Data extracted from a collection
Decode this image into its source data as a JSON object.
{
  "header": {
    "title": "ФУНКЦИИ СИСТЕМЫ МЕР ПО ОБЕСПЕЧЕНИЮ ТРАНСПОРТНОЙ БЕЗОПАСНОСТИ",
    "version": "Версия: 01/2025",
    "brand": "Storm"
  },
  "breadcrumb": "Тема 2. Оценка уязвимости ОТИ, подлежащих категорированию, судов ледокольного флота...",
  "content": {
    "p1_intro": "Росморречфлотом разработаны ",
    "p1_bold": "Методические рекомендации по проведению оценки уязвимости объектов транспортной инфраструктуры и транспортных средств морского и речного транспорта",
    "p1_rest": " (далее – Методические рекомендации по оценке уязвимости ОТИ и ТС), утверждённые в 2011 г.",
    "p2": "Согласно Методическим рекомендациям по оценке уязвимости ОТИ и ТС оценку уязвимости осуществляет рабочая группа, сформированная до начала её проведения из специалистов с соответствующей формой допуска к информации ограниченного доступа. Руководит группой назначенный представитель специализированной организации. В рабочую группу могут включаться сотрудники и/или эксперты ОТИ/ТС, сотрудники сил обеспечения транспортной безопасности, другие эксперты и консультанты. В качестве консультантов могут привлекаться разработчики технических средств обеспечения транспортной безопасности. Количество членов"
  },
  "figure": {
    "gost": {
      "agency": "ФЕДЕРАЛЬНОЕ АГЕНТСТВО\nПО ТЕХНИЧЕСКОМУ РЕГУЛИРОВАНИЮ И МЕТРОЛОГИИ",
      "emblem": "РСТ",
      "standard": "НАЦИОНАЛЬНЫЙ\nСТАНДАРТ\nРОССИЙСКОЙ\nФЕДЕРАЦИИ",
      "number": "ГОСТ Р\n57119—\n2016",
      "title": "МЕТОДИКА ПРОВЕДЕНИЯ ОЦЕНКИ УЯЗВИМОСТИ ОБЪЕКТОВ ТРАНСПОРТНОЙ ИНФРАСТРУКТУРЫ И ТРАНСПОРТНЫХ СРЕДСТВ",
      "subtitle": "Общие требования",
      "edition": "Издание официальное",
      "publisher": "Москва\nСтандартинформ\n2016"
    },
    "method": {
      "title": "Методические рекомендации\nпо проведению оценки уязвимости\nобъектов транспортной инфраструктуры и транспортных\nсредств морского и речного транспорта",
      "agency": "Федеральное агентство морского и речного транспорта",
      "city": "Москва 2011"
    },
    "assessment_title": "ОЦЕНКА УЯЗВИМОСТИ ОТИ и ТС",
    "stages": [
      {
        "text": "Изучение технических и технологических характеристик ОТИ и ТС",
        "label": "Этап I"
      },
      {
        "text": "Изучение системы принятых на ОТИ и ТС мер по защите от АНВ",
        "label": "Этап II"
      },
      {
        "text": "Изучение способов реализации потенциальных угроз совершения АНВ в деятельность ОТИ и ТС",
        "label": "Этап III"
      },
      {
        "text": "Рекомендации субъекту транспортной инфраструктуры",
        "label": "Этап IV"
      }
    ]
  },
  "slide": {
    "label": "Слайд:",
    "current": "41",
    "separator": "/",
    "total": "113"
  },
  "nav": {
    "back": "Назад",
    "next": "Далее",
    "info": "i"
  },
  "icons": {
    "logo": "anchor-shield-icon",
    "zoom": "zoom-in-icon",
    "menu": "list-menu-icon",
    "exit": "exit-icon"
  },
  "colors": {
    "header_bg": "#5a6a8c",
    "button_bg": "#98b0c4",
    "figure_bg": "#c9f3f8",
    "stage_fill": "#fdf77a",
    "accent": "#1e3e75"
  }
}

▸ WORK INSTRUCTIONS: Copy the material above verbatim.

▸ COMPLETE ANSWER:
Decode this image into its source data as a JSON object.
{
  "header": {
    "title": "ФУНКЦИИ СИСТЕМЫ МЕР ПО ОБЕСПЕЧЕНИЮ ТРАНСПОРТНОЙ БЕЗОПАСНОСТИ",
    "version": "Версия: 01/2025",
    "brand": "Storm"
  },
  "breadcrumb": "Тема 2. Оценка уязвимости ОТИ, подлежащих категорированию, судов ледокольного флота...",
  "content": {
    "p1_intro": "Росморречфлотом разработаны ",
    "p1_bold": "Методические рекомендации по проведению оценки уязвимости объектов транспортной инфраструктуры и транспортных средств морского и речного транспорта",
    "p1_rest": " (далее – Методические рекомендации по оценке уязвимости ОТИ и ТС), утверждённые в 2011 г.",
    "p2": "Согласно Методическим рекомендациям по оценке уязвимости ОТИ и ТС оценку уязвимости осуществляет рабочая группа, сформированная до начала её проведения из специалистов с соответствующей формой допуска к информации ограниченного доступа. Руководит группой назначенный представитель специализированной организации. В рабочую группу могут включаться сотрудники и/или эксперты ОТИ/ТС, сотрудники сил обеспечения транспортной безопасности, другие эксперты и консультанты. В качестве консультантов могут привлекаться разработчики технических средств обеспечения транспортной безопасности. Количество членов"
  },
  "figure": {
    "gost": {
      "agency": "ФЕДЕРАЛЬНОЕ АГЕНТСТВО\nПО ТЕХНИЧЕСКОМУ РЕГУЛИРОВАНИЮ И МЕТРОЛОГИИ",
      "emblem": "РСТ",
      "standard": "НАЦИОНАЛЬНЫЙ\nСТАНДАРТ\nРОССИЙСКОЙ\nФЕДЕРАЦИИ",
      "number": "ГОСТ Р\n57119—\n2016",
      "title": "МЕТОДИКА ПРОВЕДЕНИЯ ОЦЕНКИ УЯЗВИМОСТИ ОБЪЕКТОВ ТРАНСПОРТНОЙ ИНФРАСТРУКТУРЫ И ТРАНСПОРТНЫХ СРЕДСТВ",
      "subtitle": "Общие требования",
      "edition": "Издание официальное",
      "publisher": "Москва\nСтандартинформ\n2016"
    },
    "method": {
      "title": "Методические рекомендации\nпо проведению оценки уязвимости\nобъектов транспортной инфраструктуры и транспортных\nсредств морского и речного транспорта",
      "agency": "Федеральное агентство морского и речного транспорта",
      "city": "Москва 2011"
    },
    "assessment_title": "ОЦЕНКА УЯЗВИМОСТИ ОТИ и ТС",
    "stages": [
      {
        "text": "Изучение технических и технологических характеристик ОТИ и ТС",
        "label": "Этап I"
      },
      {
        "text": "Изучение системы принятых на ОТИ и ТС мер по защите от АНВ",
        "label": "Этап II"
      },
      {
        "text": "Изучение способов реализации потенциальных угроз совершения АНВ в деятельность ОТИ и ТС",
        "label": "Этап III"
      },
      {
        "text": "Рекомендации субъекту транспортной инфраструктуры",
        "label": "Этап IV"
      }
    ]
  },
  "slide": {
    "label": "Слайд:",
    "current": "41",
    "separator": "/",
    "total": "113"
  },
  "nav": {
    "back": "Назад",
    "next": "Далее",
    "info": "i"
  },
  "icons": {
    "logo": "anchor-shield-icon",
    "zoom": "zoom-in-icon",
    "menu": "list-menu-icon",
    "exit": "exit-icon"
  },
  "colors": {
    "header_bg": "#5a6a8c",
    "button_bg": "#98b0c4",
    "figure_bg": "#c9f3f8",
    "stage_fill": "#fdf77a",
    "accent": "#1e3e75"
  }
}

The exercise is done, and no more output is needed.